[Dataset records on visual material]

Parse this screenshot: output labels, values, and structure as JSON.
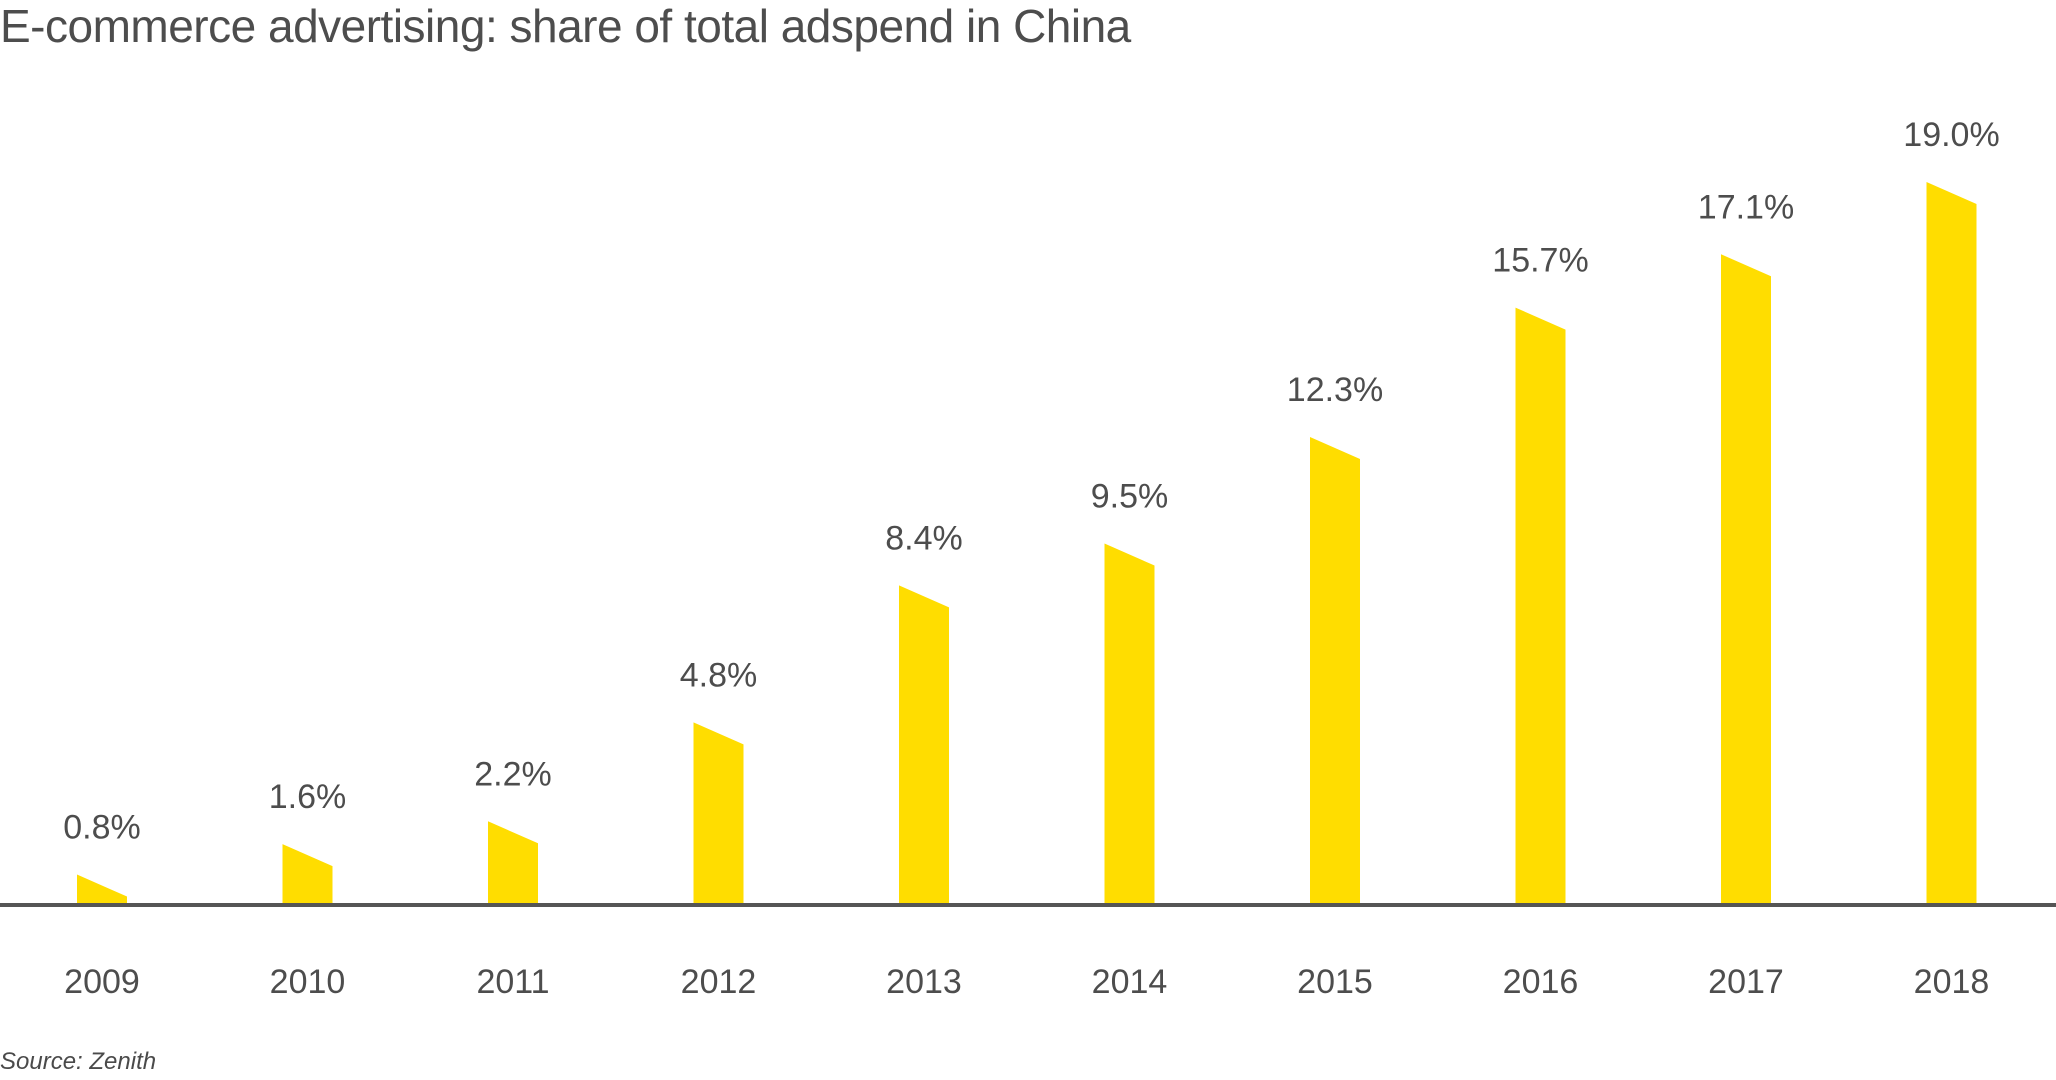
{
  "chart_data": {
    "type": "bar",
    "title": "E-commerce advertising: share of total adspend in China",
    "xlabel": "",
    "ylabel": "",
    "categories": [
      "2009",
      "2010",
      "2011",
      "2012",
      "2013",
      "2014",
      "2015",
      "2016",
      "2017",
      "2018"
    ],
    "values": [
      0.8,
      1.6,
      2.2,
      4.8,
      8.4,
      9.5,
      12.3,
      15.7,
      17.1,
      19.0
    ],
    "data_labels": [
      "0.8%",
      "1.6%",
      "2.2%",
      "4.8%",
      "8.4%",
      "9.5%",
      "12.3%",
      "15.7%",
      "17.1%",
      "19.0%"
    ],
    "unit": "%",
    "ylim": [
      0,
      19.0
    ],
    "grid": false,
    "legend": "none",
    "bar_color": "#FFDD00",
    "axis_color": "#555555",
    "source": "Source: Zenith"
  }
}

__GOAL OF THE EXERCISE__
Return each line that includes "values".

__WRITTEN REPLY__
Parse this screenshot: output labels, values, and structure as JSON.
    "values": [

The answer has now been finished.